▸ **Task to complete**:
Rewrite the listing lines starting at the first line and ending at the line that contains "stimulus-block-1 (157, 183, 192, 200)", changing "trace-high-stream" to "trace-upper-stream" and leaving everything else the same.

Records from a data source
+++++

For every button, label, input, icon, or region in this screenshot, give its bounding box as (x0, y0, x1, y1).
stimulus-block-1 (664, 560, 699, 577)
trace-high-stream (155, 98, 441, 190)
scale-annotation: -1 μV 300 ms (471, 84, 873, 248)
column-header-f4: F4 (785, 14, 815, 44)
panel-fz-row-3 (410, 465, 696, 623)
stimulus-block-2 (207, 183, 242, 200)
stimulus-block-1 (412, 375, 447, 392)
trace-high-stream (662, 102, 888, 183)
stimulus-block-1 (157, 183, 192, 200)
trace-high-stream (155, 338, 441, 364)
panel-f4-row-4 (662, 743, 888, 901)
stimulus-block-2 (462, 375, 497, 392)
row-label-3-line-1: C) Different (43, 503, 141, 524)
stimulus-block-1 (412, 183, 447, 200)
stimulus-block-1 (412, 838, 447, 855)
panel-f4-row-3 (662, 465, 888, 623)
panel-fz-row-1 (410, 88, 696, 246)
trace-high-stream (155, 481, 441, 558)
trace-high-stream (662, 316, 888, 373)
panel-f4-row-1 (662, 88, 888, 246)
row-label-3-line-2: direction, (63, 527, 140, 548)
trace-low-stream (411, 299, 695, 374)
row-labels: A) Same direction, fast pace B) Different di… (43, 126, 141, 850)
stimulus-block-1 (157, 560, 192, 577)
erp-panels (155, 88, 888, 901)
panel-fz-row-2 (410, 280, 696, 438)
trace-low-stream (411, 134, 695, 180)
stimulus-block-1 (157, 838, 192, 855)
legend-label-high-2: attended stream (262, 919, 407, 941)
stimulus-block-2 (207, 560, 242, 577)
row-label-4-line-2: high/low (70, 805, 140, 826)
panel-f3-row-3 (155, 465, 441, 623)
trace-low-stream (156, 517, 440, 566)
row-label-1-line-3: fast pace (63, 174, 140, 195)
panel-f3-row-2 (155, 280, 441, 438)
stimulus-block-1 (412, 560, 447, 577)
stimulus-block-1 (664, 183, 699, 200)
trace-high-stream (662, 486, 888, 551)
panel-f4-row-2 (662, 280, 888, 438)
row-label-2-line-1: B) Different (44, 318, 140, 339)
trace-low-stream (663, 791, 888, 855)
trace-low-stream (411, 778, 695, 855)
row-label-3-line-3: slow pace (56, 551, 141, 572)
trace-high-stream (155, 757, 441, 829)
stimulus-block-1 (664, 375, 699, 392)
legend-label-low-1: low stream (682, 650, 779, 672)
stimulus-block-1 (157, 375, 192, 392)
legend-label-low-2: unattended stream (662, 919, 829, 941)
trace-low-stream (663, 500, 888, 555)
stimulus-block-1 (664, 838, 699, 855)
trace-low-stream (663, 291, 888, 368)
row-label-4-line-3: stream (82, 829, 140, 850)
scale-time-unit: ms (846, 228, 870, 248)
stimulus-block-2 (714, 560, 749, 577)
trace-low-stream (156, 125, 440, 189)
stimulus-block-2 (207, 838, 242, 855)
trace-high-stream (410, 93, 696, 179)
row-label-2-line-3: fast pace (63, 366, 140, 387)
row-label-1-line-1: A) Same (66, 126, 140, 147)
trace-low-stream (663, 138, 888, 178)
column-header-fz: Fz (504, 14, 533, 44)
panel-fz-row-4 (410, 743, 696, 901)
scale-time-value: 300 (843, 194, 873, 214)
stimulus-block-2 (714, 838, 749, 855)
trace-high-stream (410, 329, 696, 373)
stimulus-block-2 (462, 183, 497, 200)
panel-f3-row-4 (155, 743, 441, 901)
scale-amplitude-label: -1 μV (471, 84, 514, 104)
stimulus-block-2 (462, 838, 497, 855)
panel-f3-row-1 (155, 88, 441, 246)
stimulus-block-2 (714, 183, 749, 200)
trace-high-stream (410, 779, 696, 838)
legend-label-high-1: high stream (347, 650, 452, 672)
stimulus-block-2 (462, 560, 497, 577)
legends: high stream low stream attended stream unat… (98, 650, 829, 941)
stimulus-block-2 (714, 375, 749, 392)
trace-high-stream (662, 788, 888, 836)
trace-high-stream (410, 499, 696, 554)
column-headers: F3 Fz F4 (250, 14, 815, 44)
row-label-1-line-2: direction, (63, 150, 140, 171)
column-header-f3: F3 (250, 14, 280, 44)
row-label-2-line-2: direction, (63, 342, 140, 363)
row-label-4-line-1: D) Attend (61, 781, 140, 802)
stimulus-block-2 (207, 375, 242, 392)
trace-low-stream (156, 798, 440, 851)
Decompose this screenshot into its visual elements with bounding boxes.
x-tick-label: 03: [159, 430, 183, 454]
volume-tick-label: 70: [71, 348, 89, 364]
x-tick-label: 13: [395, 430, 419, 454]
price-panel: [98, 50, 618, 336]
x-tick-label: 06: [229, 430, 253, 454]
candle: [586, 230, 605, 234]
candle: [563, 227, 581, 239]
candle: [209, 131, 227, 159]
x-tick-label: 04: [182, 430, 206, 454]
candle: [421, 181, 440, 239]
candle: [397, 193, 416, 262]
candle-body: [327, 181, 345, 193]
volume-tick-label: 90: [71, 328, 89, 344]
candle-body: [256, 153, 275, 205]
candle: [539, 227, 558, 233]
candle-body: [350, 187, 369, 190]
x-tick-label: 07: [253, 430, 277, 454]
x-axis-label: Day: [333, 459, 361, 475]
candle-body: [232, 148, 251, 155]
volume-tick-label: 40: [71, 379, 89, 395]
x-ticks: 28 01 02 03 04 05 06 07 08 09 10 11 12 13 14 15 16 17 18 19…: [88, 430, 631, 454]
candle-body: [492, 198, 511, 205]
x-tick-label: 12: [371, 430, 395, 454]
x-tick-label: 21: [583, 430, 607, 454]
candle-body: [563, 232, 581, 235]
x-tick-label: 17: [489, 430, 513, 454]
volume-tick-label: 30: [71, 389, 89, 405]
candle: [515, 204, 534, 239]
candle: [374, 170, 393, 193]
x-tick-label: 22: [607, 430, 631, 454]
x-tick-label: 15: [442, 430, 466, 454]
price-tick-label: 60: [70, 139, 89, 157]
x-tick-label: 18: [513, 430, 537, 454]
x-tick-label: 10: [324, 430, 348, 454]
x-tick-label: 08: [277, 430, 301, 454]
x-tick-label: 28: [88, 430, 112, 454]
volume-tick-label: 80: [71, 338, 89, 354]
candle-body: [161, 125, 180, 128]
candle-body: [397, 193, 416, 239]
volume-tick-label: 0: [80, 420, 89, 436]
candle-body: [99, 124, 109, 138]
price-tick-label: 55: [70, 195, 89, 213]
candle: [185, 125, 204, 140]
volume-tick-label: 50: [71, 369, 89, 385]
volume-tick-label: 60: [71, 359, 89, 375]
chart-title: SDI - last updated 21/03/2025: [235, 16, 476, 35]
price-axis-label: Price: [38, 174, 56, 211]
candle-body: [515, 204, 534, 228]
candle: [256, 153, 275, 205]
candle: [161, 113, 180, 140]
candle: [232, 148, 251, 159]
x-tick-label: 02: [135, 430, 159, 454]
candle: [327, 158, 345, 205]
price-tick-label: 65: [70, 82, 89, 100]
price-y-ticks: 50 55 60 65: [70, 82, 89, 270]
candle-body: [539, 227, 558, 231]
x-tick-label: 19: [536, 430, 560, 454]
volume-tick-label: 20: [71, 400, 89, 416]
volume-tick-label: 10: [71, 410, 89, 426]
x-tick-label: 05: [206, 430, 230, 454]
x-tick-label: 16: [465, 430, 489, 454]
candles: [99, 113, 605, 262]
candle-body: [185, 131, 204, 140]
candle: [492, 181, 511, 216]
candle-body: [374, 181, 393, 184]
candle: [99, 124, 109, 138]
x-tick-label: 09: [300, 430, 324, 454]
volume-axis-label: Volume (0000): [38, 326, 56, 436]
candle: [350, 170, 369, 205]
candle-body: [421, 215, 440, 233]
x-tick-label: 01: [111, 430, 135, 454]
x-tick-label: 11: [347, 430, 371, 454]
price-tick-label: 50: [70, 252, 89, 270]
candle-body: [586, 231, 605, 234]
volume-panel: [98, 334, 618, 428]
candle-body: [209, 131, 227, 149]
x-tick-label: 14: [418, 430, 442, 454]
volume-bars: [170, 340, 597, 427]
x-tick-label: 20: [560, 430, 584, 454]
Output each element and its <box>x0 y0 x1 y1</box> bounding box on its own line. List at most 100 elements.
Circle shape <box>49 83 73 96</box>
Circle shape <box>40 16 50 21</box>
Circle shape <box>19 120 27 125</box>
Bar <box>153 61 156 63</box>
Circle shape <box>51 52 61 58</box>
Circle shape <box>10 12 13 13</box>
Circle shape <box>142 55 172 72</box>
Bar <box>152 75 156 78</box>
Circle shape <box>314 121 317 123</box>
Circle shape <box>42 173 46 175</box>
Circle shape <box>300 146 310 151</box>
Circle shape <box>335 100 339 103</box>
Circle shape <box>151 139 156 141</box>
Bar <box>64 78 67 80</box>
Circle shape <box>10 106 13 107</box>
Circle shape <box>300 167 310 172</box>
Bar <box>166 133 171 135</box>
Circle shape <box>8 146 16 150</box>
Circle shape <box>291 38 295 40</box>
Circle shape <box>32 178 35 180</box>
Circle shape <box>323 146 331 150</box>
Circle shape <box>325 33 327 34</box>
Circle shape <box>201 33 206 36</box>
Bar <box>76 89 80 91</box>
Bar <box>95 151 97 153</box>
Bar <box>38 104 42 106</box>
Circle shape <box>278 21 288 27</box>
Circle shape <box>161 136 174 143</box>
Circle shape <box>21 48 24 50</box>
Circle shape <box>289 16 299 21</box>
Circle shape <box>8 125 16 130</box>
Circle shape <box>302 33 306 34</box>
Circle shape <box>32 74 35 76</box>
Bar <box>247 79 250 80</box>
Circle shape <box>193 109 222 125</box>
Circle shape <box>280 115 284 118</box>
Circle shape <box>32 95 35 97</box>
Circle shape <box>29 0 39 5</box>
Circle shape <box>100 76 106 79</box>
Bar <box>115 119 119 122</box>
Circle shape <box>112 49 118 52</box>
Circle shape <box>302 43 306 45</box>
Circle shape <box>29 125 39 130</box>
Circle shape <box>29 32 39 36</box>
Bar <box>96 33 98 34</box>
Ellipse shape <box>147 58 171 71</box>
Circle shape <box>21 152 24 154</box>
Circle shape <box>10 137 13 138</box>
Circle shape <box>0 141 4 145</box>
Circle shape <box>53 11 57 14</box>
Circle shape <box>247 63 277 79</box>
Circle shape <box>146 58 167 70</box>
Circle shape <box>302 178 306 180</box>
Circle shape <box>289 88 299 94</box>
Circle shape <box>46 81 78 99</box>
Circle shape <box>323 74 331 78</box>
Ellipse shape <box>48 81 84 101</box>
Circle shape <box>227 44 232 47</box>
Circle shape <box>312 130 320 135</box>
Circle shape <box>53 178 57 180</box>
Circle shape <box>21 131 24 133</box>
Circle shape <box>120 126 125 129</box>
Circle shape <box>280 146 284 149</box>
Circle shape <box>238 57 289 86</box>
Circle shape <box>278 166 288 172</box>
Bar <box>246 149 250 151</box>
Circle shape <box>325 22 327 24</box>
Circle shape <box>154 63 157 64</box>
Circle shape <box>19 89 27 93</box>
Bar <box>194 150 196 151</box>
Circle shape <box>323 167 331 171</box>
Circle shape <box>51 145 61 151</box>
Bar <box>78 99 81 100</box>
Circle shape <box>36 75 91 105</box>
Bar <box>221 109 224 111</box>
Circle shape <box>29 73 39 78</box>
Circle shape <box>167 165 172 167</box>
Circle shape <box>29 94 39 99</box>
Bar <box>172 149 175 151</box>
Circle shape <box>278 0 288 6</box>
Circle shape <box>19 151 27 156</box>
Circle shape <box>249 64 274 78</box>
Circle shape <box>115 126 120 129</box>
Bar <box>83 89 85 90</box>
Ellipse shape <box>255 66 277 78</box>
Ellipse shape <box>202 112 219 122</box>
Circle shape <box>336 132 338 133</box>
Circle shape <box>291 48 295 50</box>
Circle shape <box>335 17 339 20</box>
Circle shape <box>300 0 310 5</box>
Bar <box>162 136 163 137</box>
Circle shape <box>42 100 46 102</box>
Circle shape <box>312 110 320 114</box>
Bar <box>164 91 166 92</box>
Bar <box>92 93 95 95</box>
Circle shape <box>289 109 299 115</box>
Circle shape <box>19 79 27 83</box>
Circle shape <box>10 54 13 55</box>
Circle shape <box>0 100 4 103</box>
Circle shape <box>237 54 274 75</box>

+++++

▸ **Response for this exercise**:
For every button, label, input, icon, or region in this screenshot, give its bounding box as (x0, y0, x1, y1).
stimulus-block-1 (664, 560, 699, 577)
trace-upper-stream (155, 98, 441, 190)
scale-annotation: -1 μV 300 ms (471, 84, 873, 248)
column-header-f4: F4 (785, 14, 815, 44)
panel-fz-row-3 (410, 465, 696, 623)
stimulus-block-2 (207, 183, 242, 200)
stimulus-block-1 (412, 375, 447, 392)
trace-upper-stream (662, 102, 888, 183)
stimulus-block-1 (157, 183, 192, 200)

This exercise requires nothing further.